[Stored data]
——————————
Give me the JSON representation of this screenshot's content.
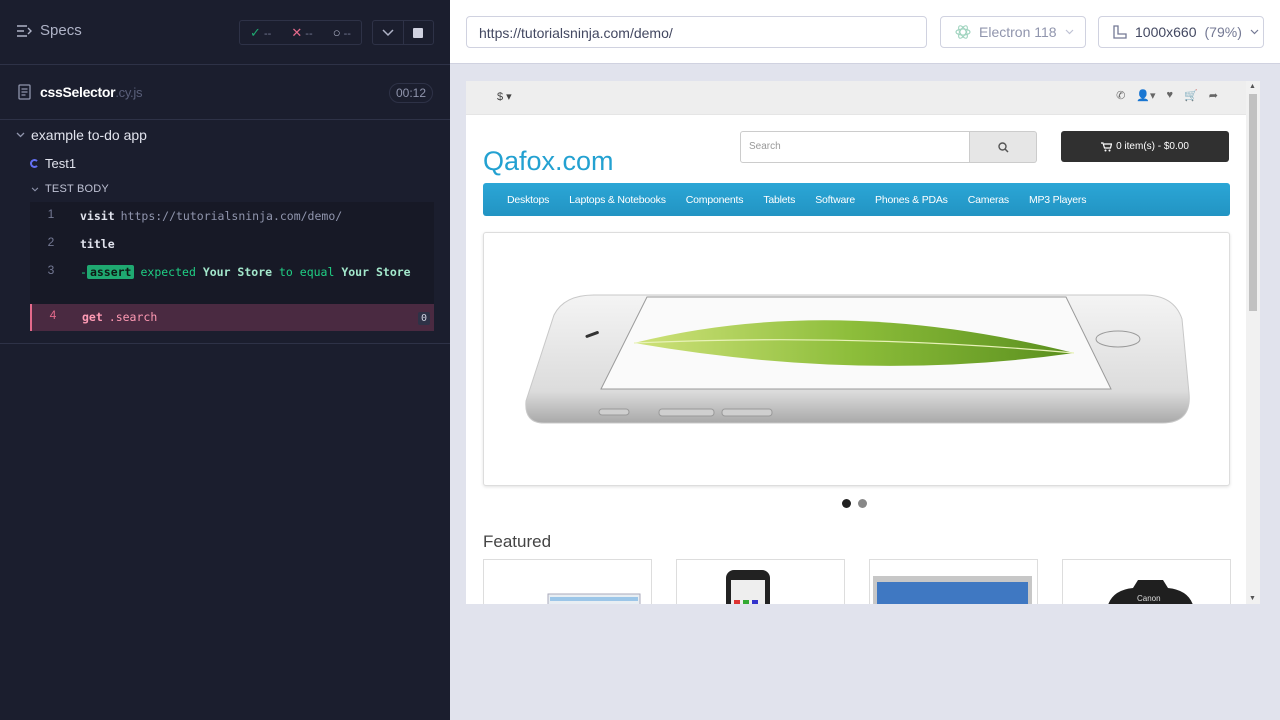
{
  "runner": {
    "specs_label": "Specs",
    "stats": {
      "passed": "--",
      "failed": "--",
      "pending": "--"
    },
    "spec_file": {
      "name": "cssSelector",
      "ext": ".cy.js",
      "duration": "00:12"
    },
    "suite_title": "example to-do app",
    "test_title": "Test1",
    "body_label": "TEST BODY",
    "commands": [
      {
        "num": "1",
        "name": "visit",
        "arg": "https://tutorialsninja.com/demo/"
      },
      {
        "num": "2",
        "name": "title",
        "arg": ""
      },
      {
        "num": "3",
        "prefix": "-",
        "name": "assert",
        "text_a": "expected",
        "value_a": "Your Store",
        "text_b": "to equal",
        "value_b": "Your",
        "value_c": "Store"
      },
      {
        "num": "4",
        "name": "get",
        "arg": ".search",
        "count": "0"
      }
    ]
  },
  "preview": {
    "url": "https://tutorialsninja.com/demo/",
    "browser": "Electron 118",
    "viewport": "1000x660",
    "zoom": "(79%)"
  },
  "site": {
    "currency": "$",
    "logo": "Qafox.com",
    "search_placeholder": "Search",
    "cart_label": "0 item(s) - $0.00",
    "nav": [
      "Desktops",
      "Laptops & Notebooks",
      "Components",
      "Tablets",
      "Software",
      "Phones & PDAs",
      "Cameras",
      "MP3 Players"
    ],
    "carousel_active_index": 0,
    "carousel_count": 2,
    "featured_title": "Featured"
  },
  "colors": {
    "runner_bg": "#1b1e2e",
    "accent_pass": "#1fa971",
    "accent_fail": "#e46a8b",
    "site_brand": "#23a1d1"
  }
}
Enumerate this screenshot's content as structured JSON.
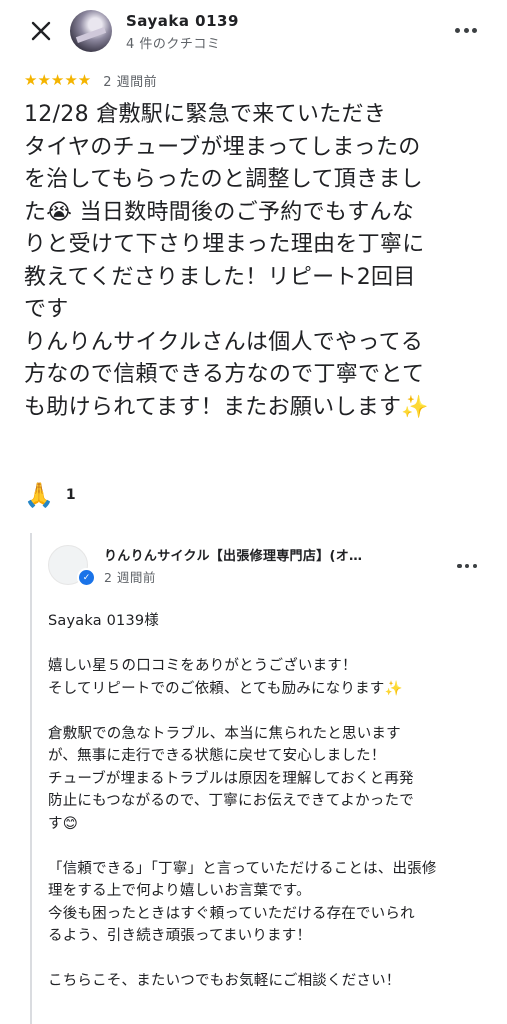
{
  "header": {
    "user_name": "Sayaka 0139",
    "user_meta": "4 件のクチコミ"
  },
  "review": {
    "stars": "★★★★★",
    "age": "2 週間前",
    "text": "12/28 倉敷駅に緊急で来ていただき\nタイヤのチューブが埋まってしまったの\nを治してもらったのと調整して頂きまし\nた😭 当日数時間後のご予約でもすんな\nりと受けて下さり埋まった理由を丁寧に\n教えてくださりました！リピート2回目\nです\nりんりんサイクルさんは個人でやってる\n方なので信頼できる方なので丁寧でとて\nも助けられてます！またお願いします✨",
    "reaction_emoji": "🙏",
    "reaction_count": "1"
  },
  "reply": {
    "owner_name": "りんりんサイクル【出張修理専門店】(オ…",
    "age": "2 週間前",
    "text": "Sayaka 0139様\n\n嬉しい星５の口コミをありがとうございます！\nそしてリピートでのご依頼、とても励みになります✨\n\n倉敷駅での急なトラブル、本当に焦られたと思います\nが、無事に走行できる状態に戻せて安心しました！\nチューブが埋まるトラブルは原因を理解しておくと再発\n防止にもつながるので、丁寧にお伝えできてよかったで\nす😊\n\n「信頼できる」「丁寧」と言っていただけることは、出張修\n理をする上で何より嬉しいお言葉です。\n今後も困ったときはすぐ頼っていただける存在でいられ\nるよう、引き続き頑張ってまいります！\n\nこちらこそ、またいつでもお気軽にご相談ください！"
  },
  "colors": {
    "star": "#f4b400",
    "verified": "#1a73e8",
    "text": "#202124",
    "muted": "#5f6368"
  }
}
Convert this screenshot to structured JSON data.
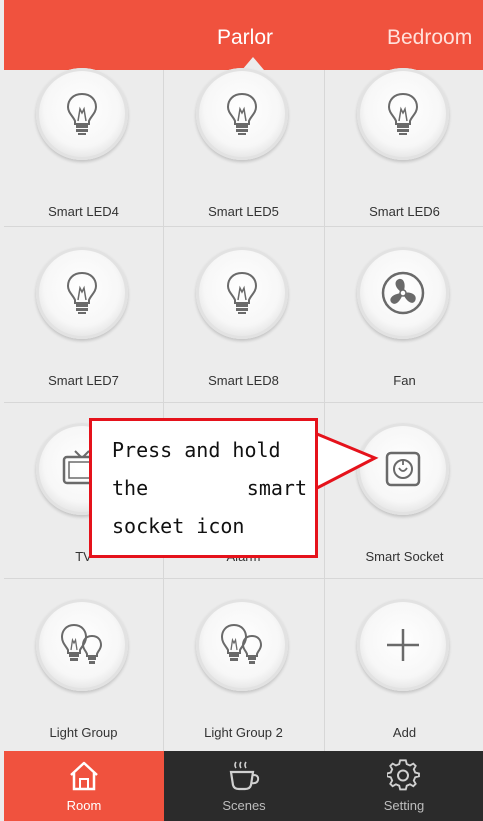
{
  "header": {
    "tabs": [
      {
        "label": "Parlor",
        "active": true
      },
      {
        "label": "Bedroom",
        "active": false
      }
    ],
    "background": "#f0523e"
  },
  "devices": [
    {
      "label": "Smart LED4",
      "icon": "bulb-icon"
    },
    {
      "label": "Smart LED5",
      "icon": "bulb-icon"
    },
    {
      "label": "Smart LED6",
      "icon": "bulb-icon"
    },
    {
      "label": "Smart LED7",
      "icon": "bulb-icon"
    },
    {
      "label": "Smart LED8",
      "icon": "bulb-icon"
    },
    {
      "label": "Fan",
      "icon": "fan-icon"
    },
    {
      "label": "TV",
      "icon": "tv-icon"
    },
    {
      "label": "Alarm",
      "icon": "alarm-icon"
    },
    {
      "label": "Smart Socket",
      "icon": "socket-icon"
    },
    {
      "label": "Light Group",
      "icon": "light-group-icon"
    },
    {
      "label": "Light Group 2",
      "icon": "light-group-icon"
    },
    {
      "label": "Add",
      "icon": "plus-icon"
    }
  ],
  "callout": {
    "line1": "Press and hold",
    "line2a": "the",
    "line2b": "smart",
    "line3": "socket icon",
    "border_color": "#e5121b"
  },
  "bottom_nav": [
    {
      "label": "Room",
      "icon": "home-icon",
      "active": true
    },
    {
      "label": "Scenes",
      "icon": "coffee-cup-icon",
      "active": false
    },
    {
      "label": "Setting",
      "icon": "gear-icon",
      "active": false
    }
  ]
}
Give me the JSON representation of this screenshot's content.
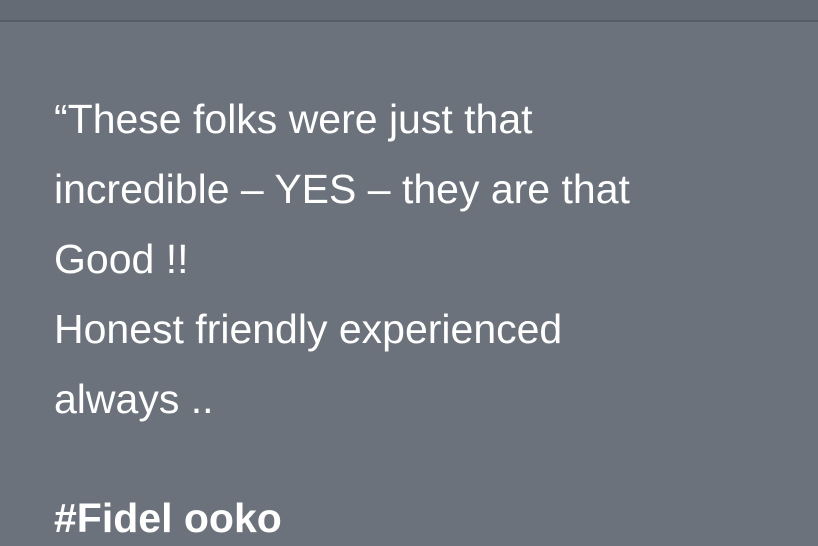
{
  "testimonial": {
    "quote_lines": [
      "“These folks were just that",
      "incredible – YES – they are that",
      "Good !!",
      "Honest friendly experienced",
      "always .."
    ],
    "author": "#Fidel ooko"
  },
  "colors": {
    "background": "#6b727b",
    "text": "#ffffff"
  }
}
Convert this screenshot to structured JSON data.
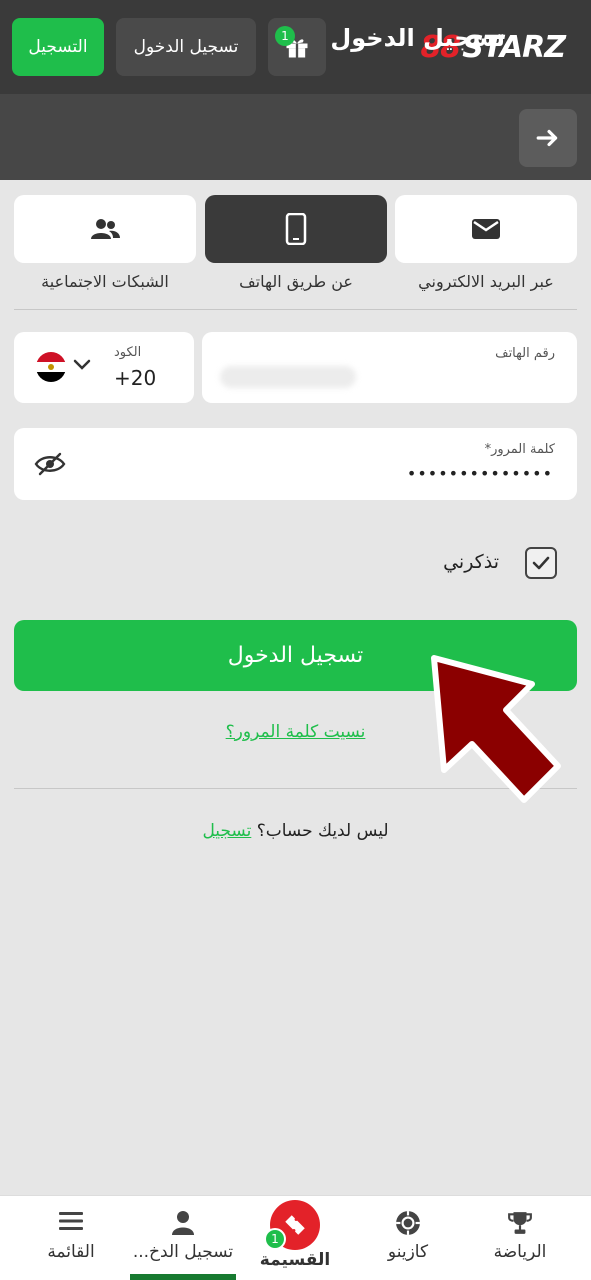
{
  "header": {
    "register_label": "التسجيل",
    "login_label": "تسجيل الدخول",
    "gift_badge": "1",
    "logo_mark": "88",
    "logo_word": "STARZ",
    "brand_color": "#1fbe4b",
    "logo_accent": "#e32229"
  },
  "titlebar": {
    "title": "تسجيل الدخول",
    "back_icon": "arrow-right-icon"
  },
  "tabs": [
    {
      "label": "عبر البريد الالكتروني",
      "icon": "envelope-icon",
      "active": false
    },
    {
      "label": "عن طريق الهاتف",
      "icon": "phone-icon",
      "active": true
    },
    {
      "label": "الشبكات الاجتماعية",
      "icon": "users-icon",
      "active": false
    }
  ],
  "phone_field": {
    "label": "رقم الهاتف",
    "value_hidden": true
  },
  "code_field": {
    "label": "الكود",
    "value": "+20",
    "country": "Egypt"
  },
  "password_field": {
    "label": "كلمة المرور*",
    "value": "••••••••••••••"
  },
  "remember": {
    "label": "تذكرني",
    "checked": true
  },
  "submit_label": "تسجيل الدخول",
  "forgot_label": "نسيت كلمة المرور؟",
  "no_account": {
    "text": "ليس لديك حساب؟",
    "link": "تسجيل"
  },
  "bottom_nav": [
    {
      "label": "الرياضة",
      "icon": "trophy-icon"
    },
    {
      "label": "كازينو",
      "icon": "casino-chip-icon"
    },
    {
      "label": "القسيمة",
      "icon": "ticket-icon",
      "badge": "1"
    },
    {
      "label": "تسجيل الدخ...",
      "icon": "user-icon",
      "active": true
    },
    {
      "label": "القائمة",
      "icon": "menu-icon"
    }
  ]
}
——————————
» **Task directions**: Transcribe the listing in full. Omit the pictures and keep every line exact.

» **Result for this exercise**:
Give me the JSON representation of this screenshot's content.
{
  "runner": {
    "specs_label": "Specs",
    "stats": {
      "passed": "--",
      "failed": "--",
      "pending": "--"
    },
    "spec_file": {
      "name": "cssSelector",
      "ext": ".cy.js",
      "duration": "00:12"
    },
    "suite_title": "example to-do app",
    "test_title": "Test1",
    "body_label": "TEST BODY",
    "commands": [
      {
        "num": "1",
        "name": "visit",
        "arg": "https://tutorialsninja.com/demo/"
      },
      {
        "num": "2",
        "name": "title",
        "arg": ""
      },
      {
        "num": "3",
        "prefix": "-",
        "name": "assert",
        "text_a": "expected",
        "value_a": "Your Store",
        "text_b": "to equal",
        "value_b": "Your",
        "value_c": "Store"
      },
      {
        "num": "4",
        "name": "get",
        "arg": ".search",
        "count": "0"
      }
    ]
  },
  "preview": {
    "url": "https://tutorialsninja.com/demo/",
    "browser": "Electron 118",
    "viewport": "1000x660",
    "zoom": "(79%)"
  },
  "site": {
    "currency": "$",
    "logo": "Qafox.com",
    "search_placeholder": "Search",
    "cart_label": "0 item(s) - $0.00",
    "nav": [
      "Desktops",
      "Laptops & Notebooks",
      "Components",
      "Tablets",
      "Software",
      "Phones & PDAs",
      "Cameras",
      "MP3 Players"
    ],
    "carousel_active_index": 0,
    "carousel_count": 2,
    "featured_title": "Featured"
  },
  "colors": {
    "runner_bg": "#1b1e2e",
    "accent_pass": "#1fa971",
    "accent_fail": "#e46a8b",
    "site_brand": "#23a1d1"
  }
}
Enumerate this screenshot's content as structured JSON.
{
  "header": {
    "user_name": "Sayaka 0139",
    "user_meta": "4 件のクチコミ"
  },
  "review": {
    "stars": "★★★★★",
    "age": "2 週間前",
    "text": "12/28 倉敷駅に緊急で来ていただき\nタイヤのチューブが埋まってしまったの\nを治してもらったのと調整して頂きまし\nた😭 当日数時間後のご予約でもすんな\nりと受けて下さり埋まった理由を丁寧に\n教えてくださりました！リピート2回目\nです\nりんりんサイクルさんは個人でやってる\n方なので信頼できる方なので丁寧でとて\nも助けられてます！またお願いします✨",
    "reaction_emoji": "🙏",
    "reaction_count": "1"
  },
  "reply": {
    "owner_name": "りんりんサイクル【出張修理専門店】(オ…",
    "age": "2 週間前",
    "text": "Sayaka 0139様\n\n嬉しい星５の口コミをありがとうございます！\nそしてリピートでのご依頼、とても励みになります✨\n\n倉敷駅での急なトラブル、本当に焦られたと思います\nが、無事に走行できる状態に戻せて安心しました！\nチューブが埋まるトラブルは原因を理解しておくと再発\n防止にもつながるので、丁寧にお伝えできてよかったで\nす😊\n\n「信頼できる」「丁寧」と言っていただけることは、出張修\n理をする上で何より嬉しいお言葉です。\n今後も困ったときはすぐ頼っていただける存在でいられ\nるよう、引き続き頑張ってまいります！\n\nこちらこそ、またいつでもお気軽にご相談ください！"
  },
  "colors": {
    "star": "#f4b400",
    "verified": "#1a73e8",
    "text": "#202124",
    "muted": "#5f6368"
  }
}
Convert this screenshot to structured JSON data.
{
  "header": {
    "tabs": [
      {
        "label": "Parlor",
        "active": true
      },
      {
        "label": "Bedroom",
        "active": false
      }
    ],
    "background": "#f0523e"
  },
  "devices": [
    {
      "label": "Smart LED4",
      "icon": "bulb-icon"
    },
    {
      "label": "Smart LED5",
      "icon": "bulb-icon"
    },
    {
      "label": "Smart LED6",
      "icon": "bulb-icon"
    },
    {
      "label": "Smart LED7",
      "icon": "bulb-icon"
    },
    {
      "label": "Smart LED8",
      "icon": "bulb-icon"
    },
    {
      "label": "Fan",
      "icon": "fan-icon"
    },
    {
      "label": "TV",
      "icon": "tv-icon"
    },
    {
      "label": "Alarm",
      "icon": "alarm-icon"
    },
    {
      "label": "Smart Socket",
      "icon": "socket-icon"
    },
    {
      "label": "Light Group",
      "icon": "light-group-icon"
    },
    {
      "label": "Light Group 2",
      "icon": "light-group-icon"
    },
    {
      "label": "Add",
      "icon": "plus-icon"
    }
  ],
  "callout": {
    "line1": "Press and hold",
    "line2a": "the",
    "line2b": "smart",
    "line3": "socket icon",
    "border_color": "#e5121b"
  },
  "bottom_nav": [
    {
      "label": "Room",
      "icon": "home-icon",
      "active": true
    },
    {
      "label": "Scenes",
      "icon": "coffee-cup-icon",
      "active": false
    },
    {
      "label": "Setting",
      "icon": "gear-icon",
      "active": false
    }
  ]
}
Give me the JSON representation of this screenshot's content.
{
  "testimonial": {
    "quote_lines": [
      "“These folks were just that",
      "incredible – YES – they are that",
      "Good !!",
      "Honest friendly experienced",
      "always .."
    ],
    "author": "#Fidel ooko"
  },
  "colors": {
    "background": "#6b727b",
    "text": "#ffffff"
  }
}
Convert this screenshot to structured JSON data.
{
  "header": {
    "register_label": "التسجيل",
    "login_label": "تسجيل الدخول",
    "gift_badge": "1",
    "logo_mark": "88",
    "logo_word": "STARZ",
    "brand_color": "#1fbe4b",
    "logo_accent": "#e32229"
  },
  "titlebar": {
    "title": "تسجيل الدخول",
    "back_icon": "arrow-right-icon"
  },
  "tabs": [
    {
      "label": "عبر البريد الالكتروني",
      "icon": "envelope-icon",
      "active": false
    },
    {
      "label": "عن طريق الهاتف",
      "icon": "phone-icon",
      "active": true
    },
    {
      "label": "الشبكات الاجتماعية",
      "icon": "users-icon",
      "active": false
    }
  ],
  "phone_field": {
    "label": "رقم الهاتف",
    "value_hidden": true
  },
  "code_field": {
    "label": "الكود",
    "value": "+20",
    "country": "Egypt"
  },
  "password_field": {
    "label": "كلمة المرور*",
    "value": "••••••••••••••"
  },
  "remember": {
    "label": "تذكرني",
    "checked": true
  },
  "submit_label": "تسجيل الدخول",
  "forgot_label": "نسيت كلمة المرور؟",
  "no_account": {
    "text": "ليس لديك حساب؟",
    "link": "تسجيل"
  },
  "bottom_nav": [
    {
      "label": "الرياضة",
      "icon": "trophy-icon"
    },
    {
      "label": "كازينو",
      "icon": "casino-chip-icon"
    },
    {
      "label": "القسيمة",
      "icon": "ticket-icon",
      "badge": "1"
    },
    {
      "label": "تسجيل الدخ...",
      "icon": "user-icon",
      "active": true
    },
    {
      "label": "القائمة",
      "icon": "menu-icon"
    }
  ]
}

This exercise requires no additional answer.